No images are to be carried over; print all other material exactly as it stands.

STORED RECORDS -
● ● ● ●

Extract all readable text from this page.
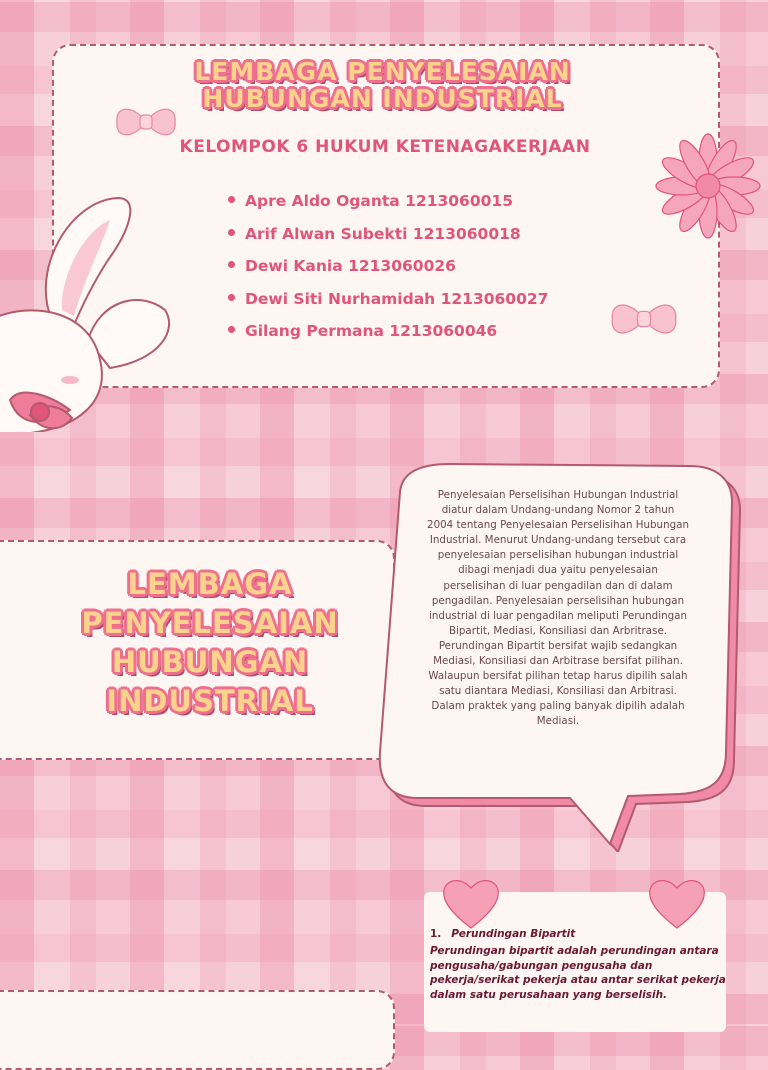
LEMBAGA PENYELESAIAN HUBUNGAN INDUSTRIAL
KELOMPOK 6 HUKUM KETENAGAKERJAAN
Apre Aldo Oganta 1213060015
Arif Alwan Subekti 1213060018
Dewi Kania 1213060026
Dewi Siti Nurhamidah 1213060027
Gilang Permana 1213060046
LEMBAGA
PENYELESAIAN
HUBUNGAN
INDUSTRIAL
Penyelesaian Perselisihan Hubungan Industrial diatur dalam Undang-undang Nomor 2 tahun 2004 tentang Penyelesaian Perselisihan Hubungan Industrial. Menurut Undang-undang tersebut cara penyelesaian perselisihan hubungan industrial dibagi menjadi dua yaitu penyelesaian perselisihan di luar pengadilan dan di dalam pengadilan. Penyelesaian perselisihan hubungan industrial di luar pengadilan meliputi Perundingan Bipartit, Mediasi, Konsiliasi dan Arbritrase. Perundingan Bipartit bersifat wajib sedangkan Mediasi, Konsiliasi dan Arbitrase bersifat pilihan. Walaupun bersifat pilihan tetap harus dipilih salah satu diantara Mediasi, Konsiliasi dan Arbitrasi. Dalam praktek yang paling banyak dipilih adalah Mediasi.
1. Perundingan Bipartit
Perundingan bipartit adalah perundingan antara pengusaha/gabungan pengusaha dan pekerja/serikat pekerja atau antar serikat pekerja dalam satu perusahaan yang berselisih.
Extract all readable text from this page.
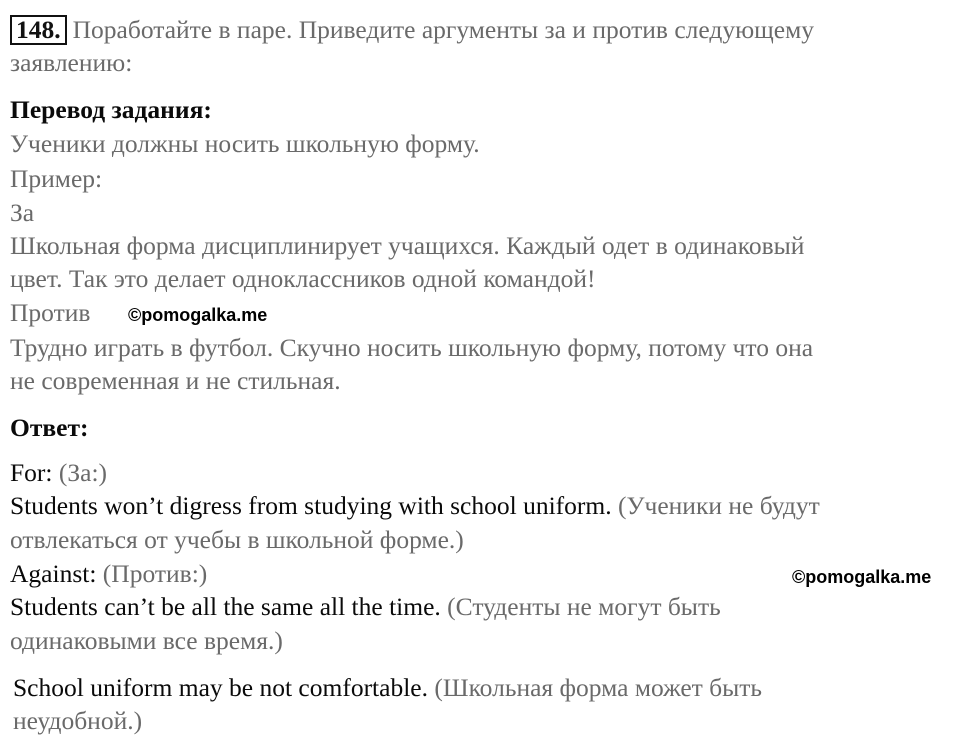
148. Поработайте в паре. Приведите аргументы за и против следующему
заявлению:
Перевод задания:
Ученики должны носить школьную форму.
Пример:
За
Школьная форма дисциплинирует учащихся. Каждый одет в одинаковый
цвет. Так это делает одноклассников одной командой!
Против ©pomogalka.me
Трудно играть в футбол. Скучно носить школьную форму, потому что она
не современная и не стильная.
Ответ:
For: (За:)
Students won’t digress from studying with school uniform. (Ученики не будут
отвлекаться от учебы в школьной форме.)
Against: (Против:)	©pomogalka.me
Students can’t be all the same all the time. (Студенты не могут быть
одинаковыми все время.)
School uniform may be not comfortable. (Школьная форма может быть
неудобной.)
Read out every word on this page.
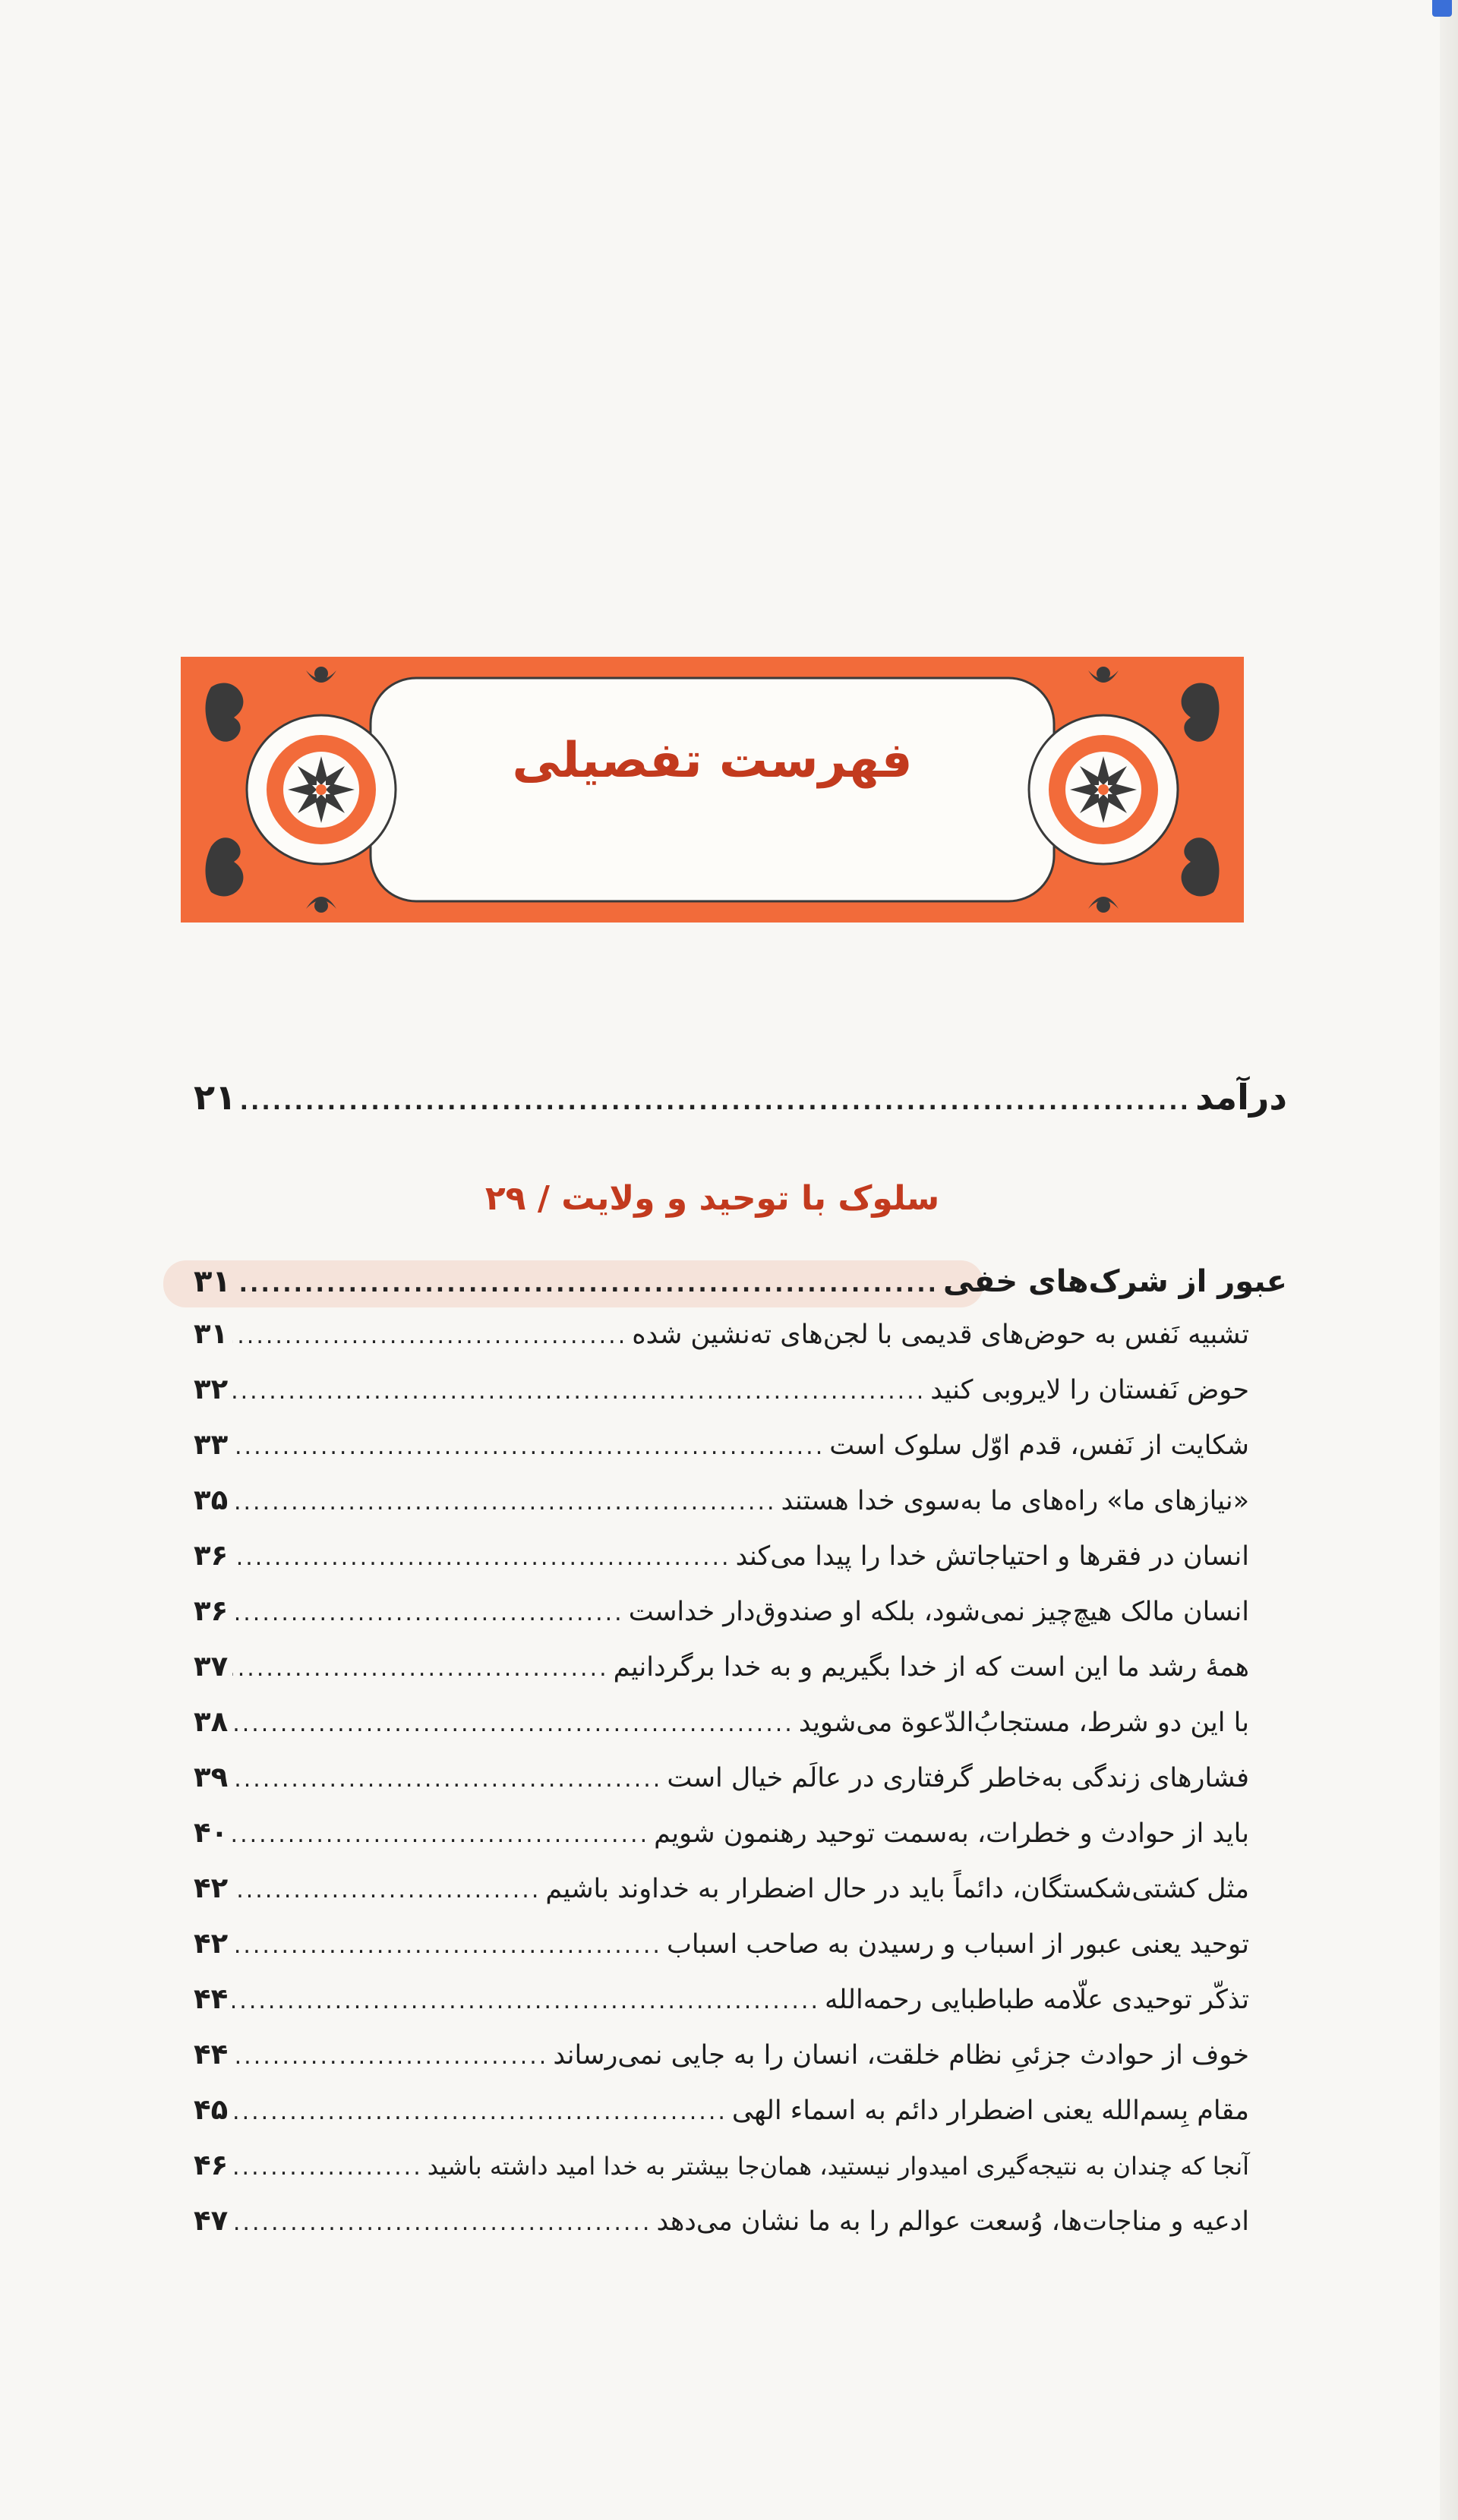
فهرست تفصیلی
درآمد
.....
۲۱
سلوک با توحید و ولایت / ۲۹
عبور از شرک‌های خفی
.....
۳۱
تشبیه نَفس به حوض‌های قدیمی با لجن‌های ته‌نشین شده
.....
۳۱
حوض نَفستان را لایروبی کنید
.....
۳۲
شکایت از نَفس، قدم اوّل سلوک است
.....
۳۳
«نیازهای ما» راه‌های ما به‌سوی خدا هستند
.....
۳۵
انسان در فقرها و احتیاجاتش خدا را پیدا می‌کند
.....
۳۶
انسان مالک هیچ‌چیز نمی‌شود، بلکه او صندوق‌دار خداست
.....
۳۶
همهٔ رشد ما این است که از خدا بگیریم و به خدا برگردانیم
.....
۳۷
با این دو شرط، مستجابُ‌الدّعوة می‌شوید
.....
۳۸
فشارهای زندگی به‌خاطر گرفتاری در عالَم خیال است
.....
۳۹
باید از حوادث و خطرات، به‌سمت توحید رهنمون شویم
.....
۴۰
مثل کشتی‌شکستگان، دائماً باید در حال اضطرار به خداوند باشیم
.....
۴۲
توحید یعنی عبور از اسباب و رسیدن به صاحب اسباب
.....
۴۲
تذکّر توحیدی علّامه طباطبایی رحمه‌الله
.....
۴۴
خوف از حوادث جزئیِ نظام خلقت، انسان را به جایی نمی‌رساند
.....
۴۴
مقام بِسم‌الله یعنی اضطرار دائم به اسماء الهی
.....
۴۵
آنجا که چندان به نتیجه‌گیری امیدوار نیستید، همان‌جا بیشتر به خدا امید داشته باشید
.....
۴۶
ادعیه و مناجات‌ها، وُسعت عوالم را به ما نشان می‌دهد
.....
۴۷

● ● ● ●

SOLUTION TO THE EXERCISE -
Extract all readable text from this page.
LEMBAGA PENYELESAIAN HUBUNGAN INDUSTRIAL
KELOMPOK 6 HUKUM KETENAGAKERJAAN
Apre Aldo Oganta 1213060015
Arif Alwan Subekti 1213060018
Dewi Kania 1213060026
Dewi Siti Nurhamidah 1213060027
Gilang Permana 1213060046
LEMBAGA
PENYELESAIAN
HUBUNGAN
INDUSTRIAL
Penyelesaian Perselisihan Hubungan Industrial diatur dalam Undang-undang Nomor 2 tahun 2004 tentang Penyelesaian Perselisihan Hubungan Industrial. Menurut Undang-undang tersebut cara penyelesaian perselisihan hubungan industrial dibagi menjadi dua yaitu penyelesaian perselisihan di luar pengadilan dan di dalam pengadilan. Penyelesaian perselisihan hubungan industrial di luar pengadilan meliputi Perundingan Bipartit, Mediasi, Konsiliasi dan Arbritrase. Perundingan Bipartit bersifat wajib sedangkan Mediasi, Konsiliasi dan Arbitrase bersifat pilihan. Walaupun bersifat pilihan tetap harus dipilih salah satu diantara Mediasi, Konsiliasi dan Arbitrasi. Dalam praktek yang paling banyak dipilih adalah Mediasi.
1. Perundingan Bipartit
Perundingan bipartit adalah perundingan antara pengusaha/gabungan pengusaha dan pekerja/serikat pekerja atau antar serikat pekerja dalam satu perusahaan yang berselisih.
Extract all readable text from this page.
148. Поработайте в паре. Приведите аргументы за и против следующему
заявлению:
Перевод задания:
Ученики должны носить школьную форму.
Пример:
За
Школьная форма дисциплинирует учащихся. Каждый одет в одинаковый
цвет. Так это делает одноклассников одной командой!
Против ©pomogalka.me
Трудно играть в футбол. Скучно носить школьную форму, потому что она
не современная и не стильная.
Ответ:
For: (За:)
Students won’t digress from studying with school uniform. (Ученики не будут
отвлекаться от учебы в школьной форме.)
Against: (Против:)	©pomogalka.me
Students can’t be all the same all the time. (Студенты не могут быть
одинаковыми все время.)
School uniform may be not comfortable. (Школьная форма может быть
неудобной.)
Read out every word on this page.
فهرست تفصیلی
درآمد
.....
۲۱
سلوک با توحید و ولایت / ۲۹
عبور از شرک‌های خفی
.....
۳۱
تشبیه نَفس به حوض‌های قدیمی با لجن‌های ته‌نشین شده
.....
۳۱
حوض نَفستان را لایروبی کنید
.....
۳۲
شکایت از نَفس، قدم اوّل سلوک است
.....
۳۳
«نیازهای ما» راه‌های ما به‌سوی خدا هستند
.....
۳۵
انسان در فقرها و احتیاجاتش خدا را پیدا می‌کند
.....
۳۶
انسان مالک هیچ‌چیز نمی‌شود، بلکه او صندوق‌دار خداست
.....
۳۶
همهٔ رشد ما این است که از خدا بگیریم و به خدا برگردانیم
.....
۳۷
با این دو شرط، مستجابُ‌الدّعوة می‌شوید
.....
۳۸
فشارهای زندگی به‌خاطر گرفتاری در عالَم خیال است
.....
۳۹
باید از حوادث و خطرات، به‌سمت توحید رهنمون شویم
.....
۴۰
مثل کشتی‌شکستگان، دائماً باید در حال اضطرار به خداوند باشیم
.....
۴۲
توحید یعنی عبور از اسباب و رسیدن به صاحب اسباب
.....
۴۲
تذکّر توحیدی علّامه طباطبایی رحمه‌الله
.....
۴۴
خوف از حوادث جزئیِ نظام خلقت، انسان را به جایی نمی‌رساند
.....
۴۴
مقام بِسم‌الله یعنی اضطرار دائم به اسماء الهی
.....
۴۵
آنجا که چندان به نتیجه‌گیری امیدوار نیستید، همان‌جا بیشتر به خدا امید داشته باشید
.....
۴۶
ادعیه و مناجات‌ها، وُسعت عوالم را به ما نشان می‌دهد
.....
۴۷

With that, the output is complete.